| Request |
Report how many lines hold the string "What". Give the number and nothing else.

- - -

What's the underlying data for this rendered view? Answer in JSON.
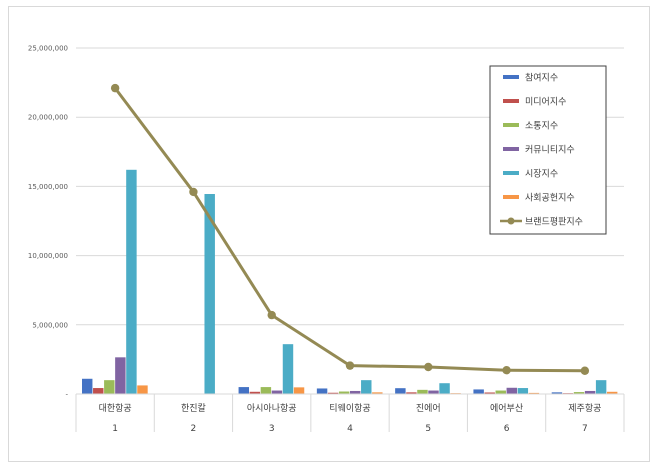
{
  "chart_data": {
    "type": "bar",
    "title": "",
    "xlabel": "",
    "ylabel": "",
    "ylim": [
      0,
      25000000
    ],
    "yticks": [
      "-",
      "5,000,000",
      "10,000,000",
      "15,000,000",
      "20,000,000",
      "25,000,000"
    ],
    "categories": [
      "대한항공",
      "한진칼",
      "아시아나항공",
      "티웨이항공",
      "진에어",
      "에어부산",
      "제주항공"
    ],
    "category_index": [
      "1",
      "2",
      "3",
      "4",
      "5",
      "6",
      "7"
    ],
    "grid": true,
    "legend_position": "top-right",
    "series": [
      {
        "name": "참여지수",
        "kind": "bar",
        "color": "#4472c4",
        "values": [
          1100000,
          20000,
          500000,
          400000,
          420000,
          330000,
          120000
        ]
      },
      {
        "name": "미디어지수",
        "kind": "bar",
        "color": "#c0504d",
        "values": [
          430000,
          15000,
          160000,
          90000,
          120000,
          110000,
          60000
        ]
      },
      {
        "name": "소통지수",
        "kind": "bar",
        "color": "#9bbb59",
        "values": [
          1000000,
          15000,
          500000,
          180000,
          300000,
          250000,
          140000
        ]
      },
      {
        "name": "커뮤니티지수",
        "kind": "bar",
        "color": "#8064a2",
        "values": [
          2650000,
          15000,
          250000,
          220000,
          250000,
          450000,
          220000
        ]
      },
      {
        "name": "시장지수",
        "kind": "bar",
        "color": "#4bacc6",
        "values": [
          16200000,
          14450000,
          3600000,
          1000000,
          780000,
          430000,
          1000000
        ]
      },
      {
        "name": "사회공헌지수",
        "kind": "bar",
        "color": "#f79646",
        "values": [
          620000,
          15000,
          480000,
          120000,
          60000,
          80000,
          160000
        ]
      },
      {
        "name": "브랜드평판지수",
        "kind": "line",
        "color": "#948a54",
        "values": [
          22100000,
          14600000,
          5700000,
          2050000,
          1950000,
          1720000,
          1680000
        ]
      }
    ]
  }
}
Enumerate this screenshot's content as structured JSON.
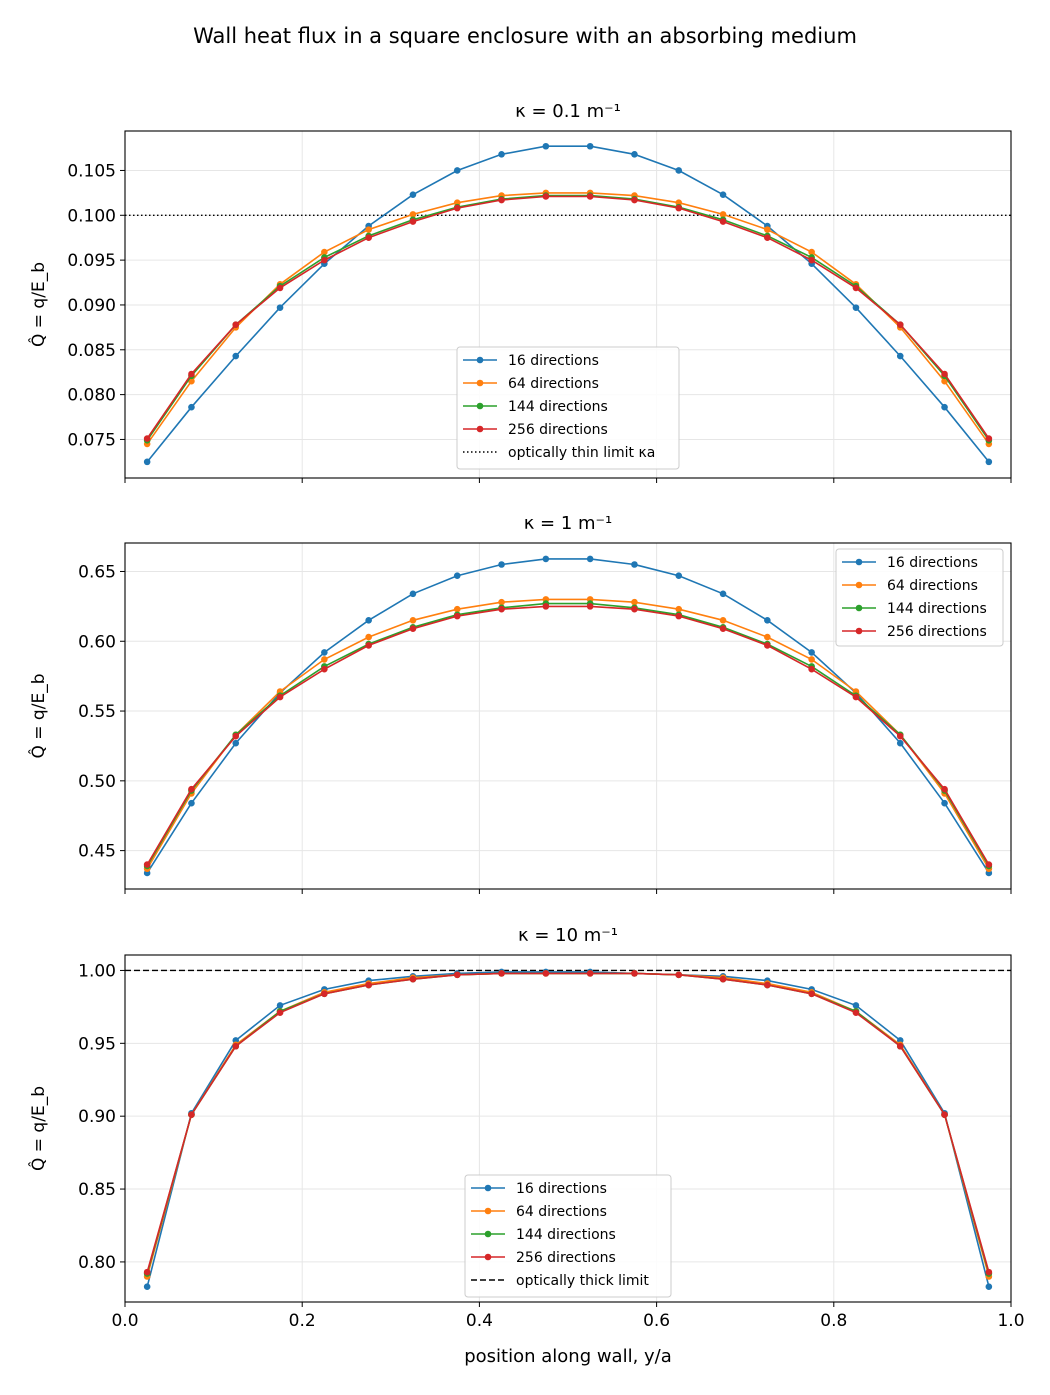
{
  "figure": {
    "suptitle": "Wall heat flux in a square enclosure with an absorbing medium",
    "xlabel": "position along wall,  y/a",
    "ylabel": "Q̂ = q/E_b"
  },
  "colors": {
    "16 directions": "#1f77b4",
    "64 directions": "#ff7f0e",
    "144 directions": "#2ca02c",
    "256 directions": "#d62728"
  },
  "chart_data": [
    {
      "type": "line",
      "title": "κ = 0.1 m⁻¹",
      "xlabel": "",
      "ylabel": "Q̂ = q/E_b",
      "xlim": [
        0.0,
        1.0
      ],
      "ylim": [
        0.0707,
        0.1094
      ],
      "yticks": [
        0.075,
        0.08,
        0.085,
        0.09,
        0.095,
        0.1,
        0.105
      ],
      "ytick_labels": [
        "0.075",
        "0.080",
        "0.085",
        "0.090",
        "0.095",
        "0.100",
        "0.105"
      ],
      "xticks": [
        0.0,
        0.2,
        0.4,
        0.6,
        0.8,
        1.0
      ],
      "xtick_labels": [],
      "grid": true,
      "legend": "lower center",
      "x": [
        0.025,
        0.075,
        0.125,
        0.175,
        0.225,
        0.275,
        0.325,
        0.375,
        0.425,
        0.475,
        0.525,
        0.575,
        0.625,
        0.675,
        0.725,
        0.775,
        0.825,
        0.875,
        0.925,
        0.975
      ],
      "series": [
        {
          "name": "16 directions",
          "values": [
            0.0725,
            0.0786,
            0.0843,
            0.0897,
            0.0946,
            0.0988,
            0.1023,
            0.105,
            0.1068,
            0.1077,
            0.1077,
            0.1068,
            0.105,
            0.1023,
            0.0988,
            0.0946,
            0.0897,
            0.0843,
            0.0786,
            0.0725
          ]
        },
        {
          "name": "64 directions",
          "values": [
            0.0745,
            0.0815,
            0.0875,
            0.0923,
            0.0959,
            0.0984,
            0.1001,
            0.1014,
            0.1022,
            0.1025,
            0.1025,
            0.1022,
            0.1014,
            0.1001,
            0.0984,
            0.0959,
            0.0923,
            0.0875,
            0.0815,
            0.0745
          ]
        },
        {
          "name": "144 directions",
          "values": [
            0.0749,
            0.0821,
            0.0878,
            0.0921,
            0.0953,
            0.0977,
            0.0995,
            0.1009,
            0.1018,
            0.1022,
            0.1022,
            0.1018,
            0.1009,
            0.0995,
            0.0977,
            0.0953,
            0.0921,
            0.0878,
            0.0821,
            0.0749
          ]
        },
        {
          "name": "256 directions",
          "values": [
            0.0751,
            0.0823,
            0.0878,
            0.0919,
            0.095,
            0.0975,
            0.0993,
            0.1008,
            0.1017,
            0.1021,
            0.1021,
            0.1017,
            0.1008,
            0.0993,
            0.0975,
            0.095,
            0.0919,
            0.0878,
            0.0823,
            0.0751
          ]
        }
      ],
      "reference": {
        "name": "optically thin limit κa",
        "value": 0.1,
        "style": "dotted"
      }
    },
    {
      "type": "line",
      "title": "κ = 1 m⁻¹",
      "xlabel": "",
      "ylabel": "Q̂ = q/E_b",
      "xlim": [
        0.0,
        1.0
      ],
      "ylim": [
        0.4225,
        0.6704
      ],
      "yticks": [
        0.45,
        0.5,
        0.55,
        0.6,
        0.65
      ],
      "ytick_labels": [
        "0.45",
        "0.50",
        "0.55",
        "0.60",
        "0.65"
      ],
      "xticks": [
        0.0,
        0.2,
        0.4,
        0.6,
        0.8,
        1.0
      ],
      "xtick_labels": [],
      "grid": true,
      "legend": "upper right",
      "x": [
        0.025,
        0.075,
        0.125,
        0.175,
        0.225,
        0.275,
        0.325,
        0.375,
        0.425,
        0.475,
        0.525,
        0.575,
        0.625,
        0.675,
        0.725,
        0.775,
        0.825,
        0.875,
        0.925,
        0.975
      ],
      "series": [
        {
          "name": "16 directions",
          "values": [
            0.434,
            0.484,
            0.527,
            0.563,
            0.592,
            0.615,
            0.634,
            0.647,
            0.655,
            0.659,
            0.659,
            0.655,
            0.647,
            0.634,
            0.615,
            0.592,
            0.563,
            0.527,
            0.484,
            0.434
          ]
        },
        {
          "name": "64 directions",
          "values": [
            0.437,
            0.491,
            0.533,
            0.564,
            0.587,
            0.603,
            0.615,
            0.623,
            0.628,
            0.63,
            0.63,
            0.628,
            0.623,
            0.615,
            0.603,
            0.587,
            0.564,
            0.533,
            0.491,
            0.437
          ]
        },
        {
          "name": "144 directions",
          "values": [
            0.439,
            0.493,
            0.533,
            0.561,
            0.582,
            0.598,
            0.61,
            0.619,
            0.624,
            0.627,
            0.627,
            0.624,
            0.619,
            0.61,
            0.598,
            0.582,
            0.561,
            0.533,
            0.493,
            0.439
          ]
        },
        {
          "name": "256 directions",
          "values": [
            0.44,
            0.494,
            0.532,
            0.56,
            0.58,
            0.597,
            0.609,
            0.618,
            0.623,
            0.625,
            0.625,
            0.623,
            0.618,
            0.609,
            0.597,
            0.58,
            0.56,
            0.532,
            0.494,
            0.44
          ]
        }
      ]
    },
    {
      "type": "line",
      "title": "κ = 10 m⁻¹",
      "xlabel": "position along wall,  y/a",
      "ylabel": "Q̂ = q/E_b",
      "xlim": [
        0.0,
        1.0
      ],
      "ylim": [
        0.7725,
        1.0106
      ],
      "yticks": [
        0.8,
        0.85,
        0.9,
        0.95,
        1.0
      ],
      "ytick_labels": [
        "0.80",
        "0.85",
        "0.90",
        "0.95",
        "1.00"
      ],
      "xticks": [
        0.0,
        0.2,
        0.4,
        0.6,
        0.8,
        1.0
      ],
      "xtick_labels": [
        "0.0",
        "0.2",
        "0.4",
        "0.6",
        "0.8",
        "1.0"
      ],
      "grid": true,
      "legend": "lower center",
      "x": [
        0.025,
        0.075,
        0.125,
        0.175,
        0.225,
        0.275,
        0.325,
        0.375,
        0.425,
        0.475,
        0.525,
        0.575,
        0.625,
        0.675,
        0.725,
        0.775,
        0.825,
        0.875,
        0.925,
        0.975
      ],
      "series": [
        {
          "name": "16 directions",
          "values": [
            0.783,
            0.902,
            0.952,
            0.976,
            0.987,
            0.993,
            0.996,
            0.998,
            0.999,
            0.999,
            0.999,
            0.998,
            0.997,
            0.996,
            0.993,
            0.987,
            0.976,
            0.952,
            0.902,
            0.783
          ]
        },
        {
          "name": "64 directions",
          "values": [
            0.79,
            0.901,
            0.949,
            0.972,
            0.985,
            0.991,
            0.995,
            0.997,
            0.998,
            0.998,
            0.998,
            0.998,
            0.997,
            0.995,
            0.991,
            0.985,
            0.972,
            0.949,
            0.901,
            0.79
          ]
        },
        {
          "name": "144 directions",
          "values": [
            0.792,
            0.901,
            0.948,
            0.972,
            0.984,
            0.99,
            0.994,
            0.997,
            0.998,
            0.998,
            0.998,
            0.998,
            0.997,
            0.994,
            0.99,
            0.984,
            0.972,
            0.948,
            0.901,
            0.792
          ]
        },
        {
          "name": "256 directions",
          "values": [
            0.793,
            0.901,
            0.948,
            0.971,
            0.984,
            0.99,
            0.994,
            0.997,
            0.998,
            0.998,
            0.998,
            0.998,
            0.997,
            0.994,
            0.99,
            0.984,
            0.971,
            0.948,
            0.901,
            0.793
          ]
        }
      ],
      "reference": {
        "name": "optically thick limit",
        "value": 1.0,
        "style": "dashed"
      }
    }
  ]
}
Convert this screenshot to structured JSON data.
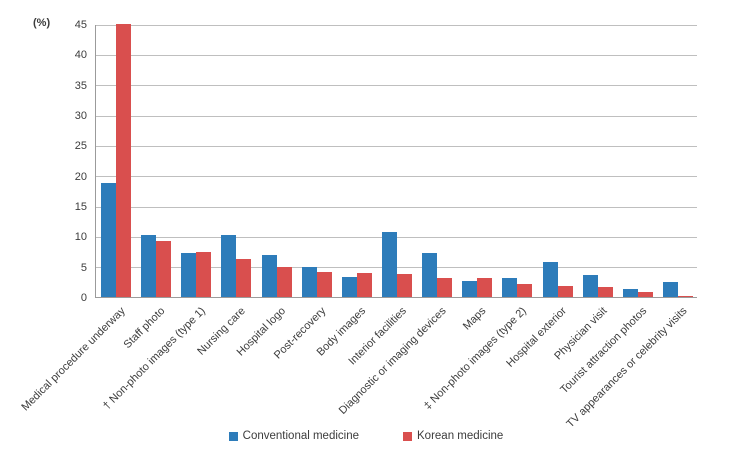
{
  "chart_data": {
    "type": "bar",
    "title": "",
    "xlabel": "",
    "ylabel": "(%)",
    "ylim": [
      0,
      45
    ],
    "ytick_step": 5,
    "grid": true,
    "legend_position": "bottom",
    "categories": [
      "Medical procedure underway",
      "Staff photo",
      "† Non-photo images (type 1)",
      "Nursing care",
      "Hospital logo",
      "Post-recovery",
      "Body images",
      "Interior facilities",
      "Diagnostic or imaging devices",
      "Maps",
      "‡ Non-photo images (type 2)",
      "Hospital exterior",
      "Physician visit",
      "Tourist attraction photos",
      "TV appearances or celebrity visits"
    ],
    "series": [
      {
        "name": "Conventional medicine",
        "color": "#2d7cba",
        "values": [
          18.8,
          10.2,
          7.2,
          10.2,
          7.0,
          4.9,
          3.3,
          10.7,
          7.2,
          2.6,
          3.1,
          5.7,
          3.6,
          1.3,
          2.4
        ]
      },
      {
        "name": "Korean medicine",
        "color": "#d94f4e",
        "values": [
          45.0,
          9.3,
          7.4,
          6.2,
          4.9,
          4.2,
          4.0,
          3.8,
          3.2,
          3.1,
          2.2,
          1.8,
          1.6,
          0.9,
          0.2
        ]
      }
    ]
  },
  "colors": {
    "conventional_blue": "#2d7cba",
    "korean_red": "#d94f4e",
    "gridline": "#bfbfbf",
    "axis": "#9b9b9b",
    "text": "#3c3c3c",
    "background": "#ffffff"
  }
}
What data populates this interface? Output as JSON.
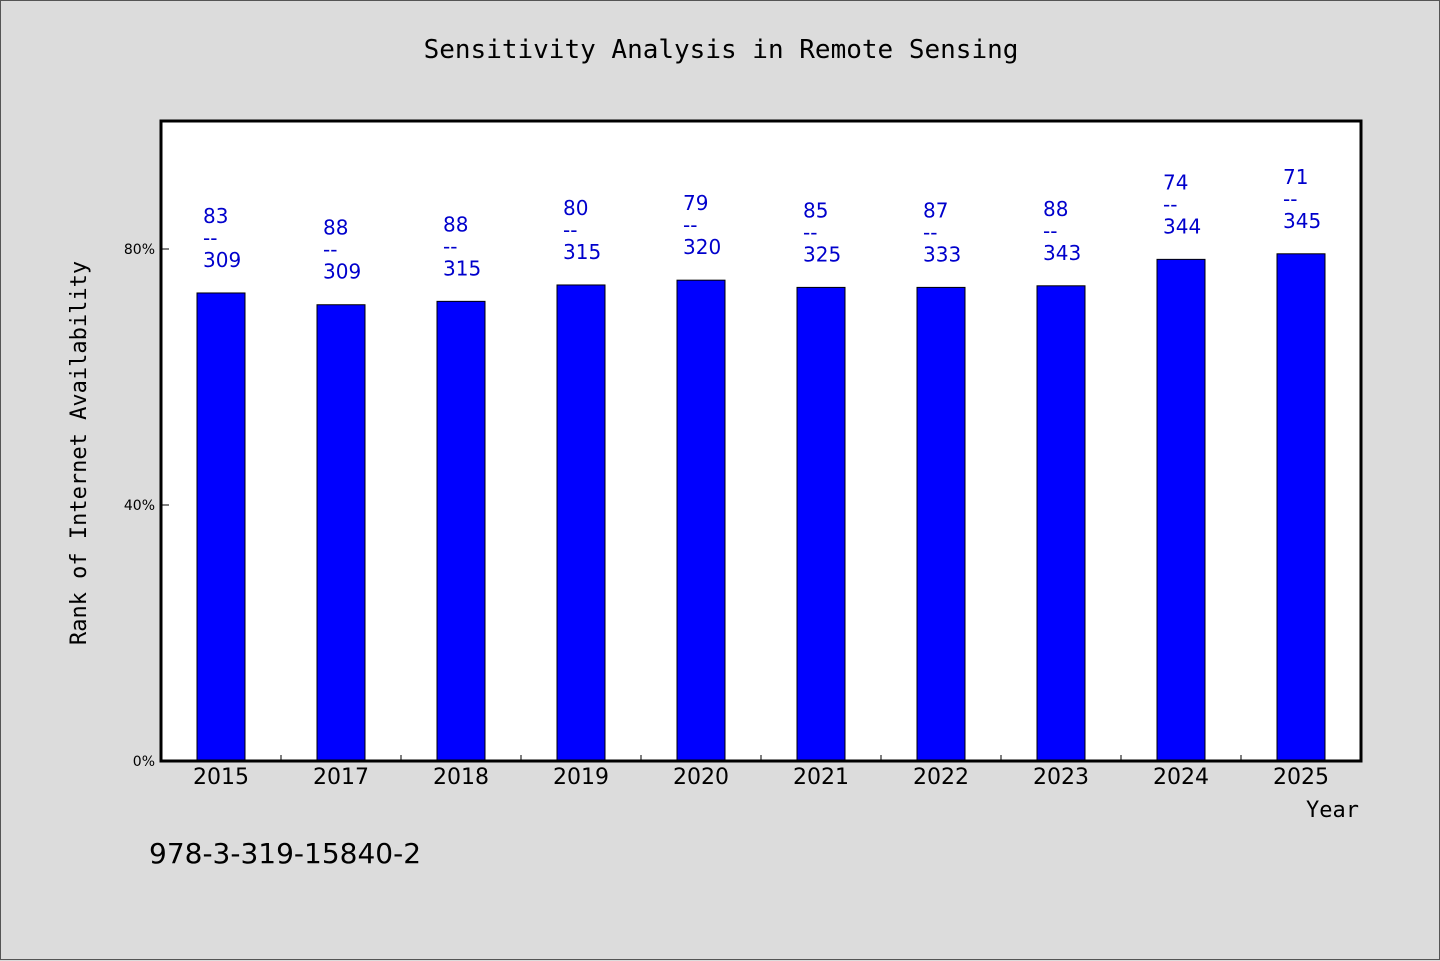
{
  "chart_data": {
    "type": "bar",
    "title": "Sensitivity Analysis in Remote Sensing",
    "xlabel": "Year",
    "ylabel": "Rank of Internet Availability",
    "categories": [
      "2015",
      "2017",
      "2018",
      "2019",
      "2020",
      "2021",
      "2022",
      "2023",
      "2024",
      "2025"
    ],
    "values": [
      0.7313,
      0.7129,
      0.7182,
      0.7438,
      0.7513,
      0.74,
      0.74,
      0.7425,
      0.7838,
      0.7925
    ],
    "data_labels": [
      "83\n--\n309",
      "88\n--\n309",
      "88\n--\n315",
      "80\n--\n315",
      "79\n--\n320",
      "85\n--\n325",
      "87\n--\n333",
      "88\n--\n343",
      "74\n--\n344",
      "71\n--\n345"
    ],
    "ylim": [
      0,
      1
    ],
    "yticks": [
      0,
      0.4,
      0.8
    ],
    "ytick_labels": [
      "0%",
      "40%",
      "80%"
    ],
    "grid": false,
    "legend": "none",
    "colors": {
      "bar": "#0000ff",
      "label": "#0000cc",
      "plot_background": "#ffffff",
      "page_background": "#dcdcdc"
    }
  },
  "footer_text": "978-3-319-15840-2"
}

- - -

| Result for this task |
2